> _Supplied data_:
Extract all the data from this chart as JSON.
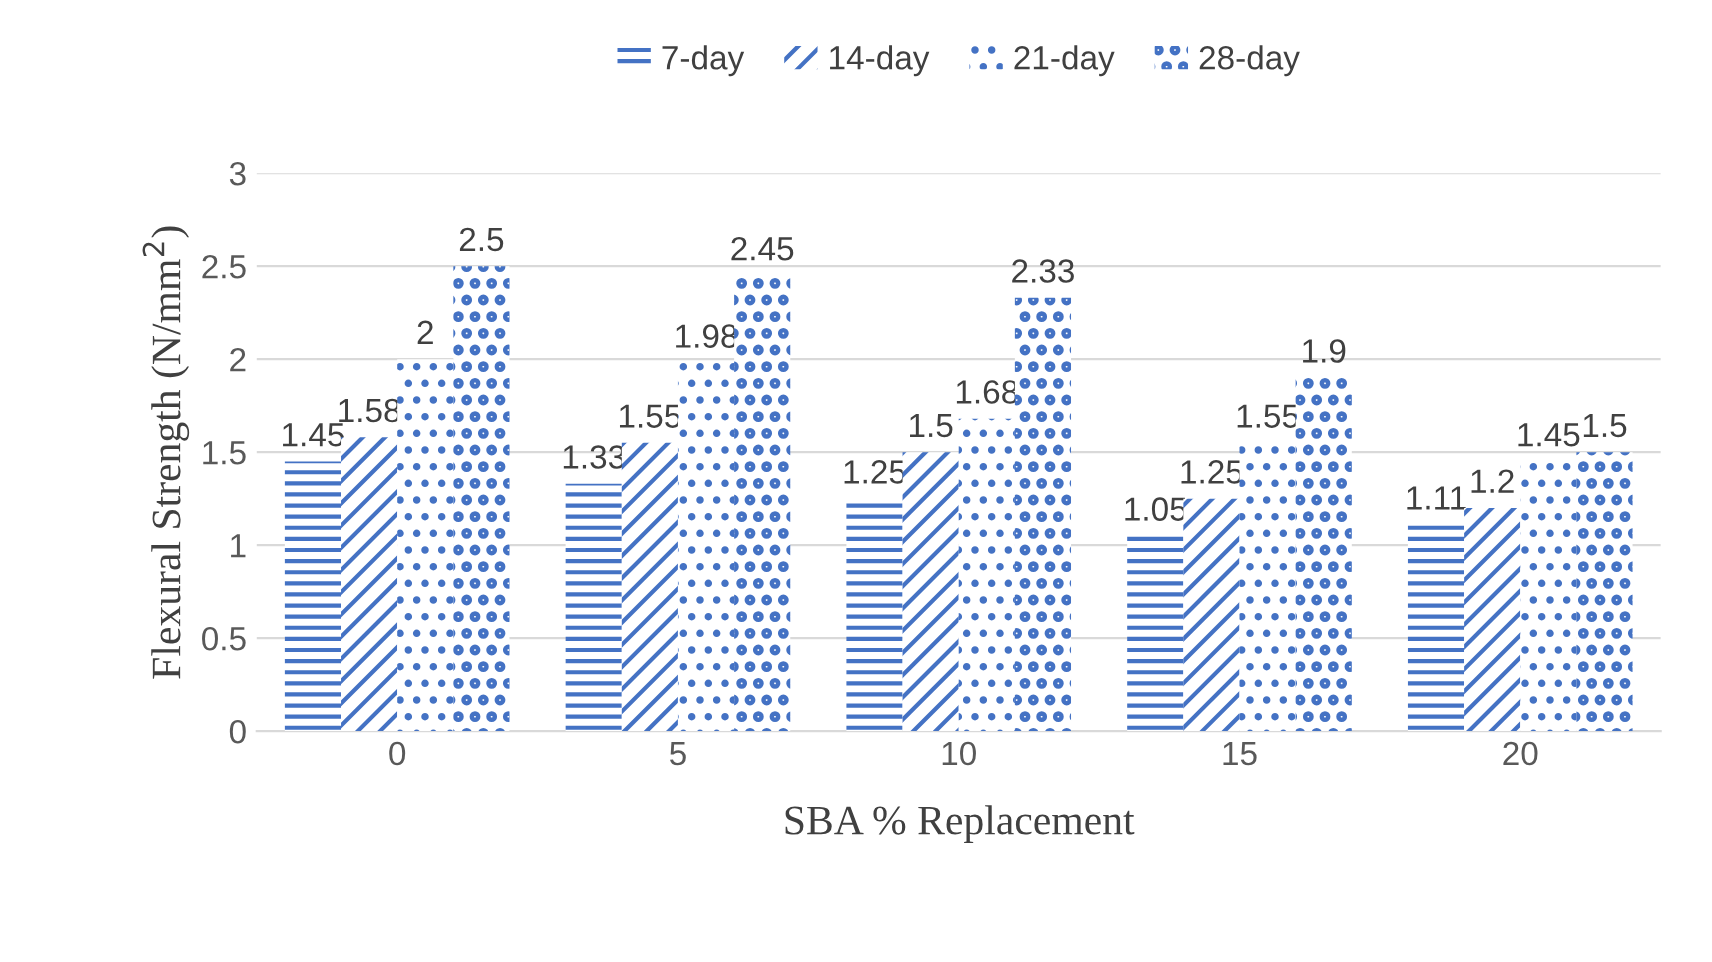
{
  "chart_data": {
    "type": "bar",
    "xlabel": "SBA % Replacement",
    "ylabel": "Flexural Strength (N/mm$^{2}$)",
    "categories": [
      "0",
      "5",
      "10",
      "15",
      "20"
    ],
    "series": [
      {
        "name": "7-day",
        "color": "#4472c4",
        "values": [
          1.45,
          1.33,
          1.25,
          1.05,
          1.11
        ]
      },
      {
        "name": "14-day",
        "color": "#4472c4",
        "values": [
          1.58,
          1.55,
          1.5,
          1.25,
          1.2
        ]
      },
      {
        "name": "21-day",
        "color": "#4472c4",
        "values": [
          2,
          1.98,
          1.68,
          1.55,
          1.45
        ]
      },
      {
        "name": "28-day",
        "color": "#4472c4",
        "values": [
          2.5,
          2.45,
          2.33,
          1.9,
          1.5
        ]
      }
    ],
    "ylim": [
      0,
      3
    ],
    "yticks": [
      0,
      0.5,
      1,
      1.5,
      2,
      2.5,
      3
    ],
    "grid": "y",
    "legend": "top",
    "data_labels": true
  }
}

> _Exercise objective_: Repeat the data above exactly, but not the pictures.

> _Full output_:
Extract all the data from this chart as JSON.
{
  "chart_data": {
    "type": "bar",
    "xlabel": "SBA % Replacement",
    "ylabel": "Flexural Strength (N/mm$^{2}$)",
    "categories": [
      "0",
      "5",
      "10",
      "15",
      "20"
    ],
    "series": [
      {
        "name": "7-day",
        "color": "#4472c4",
        "values": [
          1.45,
          1.33,
          1.25,
          1.05,
          1.11
        ]
      },
      {
        "name": "14-day",
        "color": "#4472c4",
        "values": [
          1.58,
          1.55,
          1.5,
          1.25,
          1.2
        ]
      },
      {
        "name": "21-day",
        "color": "#4472c4",
        "values": [
          2,
          1.98,
          1.68,
          1.55,
          1.45
        ]
      },
      {
        "name": "28-day",
        "color": "#4472c4",
        "values": [
          2.5,
          2.45,
          2.33,
          1.9,
          1.5
        ]
      }
    ],
    "ylim": [
      0,
      3
    ],
    "yticks": [
      0,
      0.5,
      1,
      1.5,
      2,
      2.5,
      3
    ],
    "grid": "y",
    "legend": "top",
    "data_labels": true
  }
}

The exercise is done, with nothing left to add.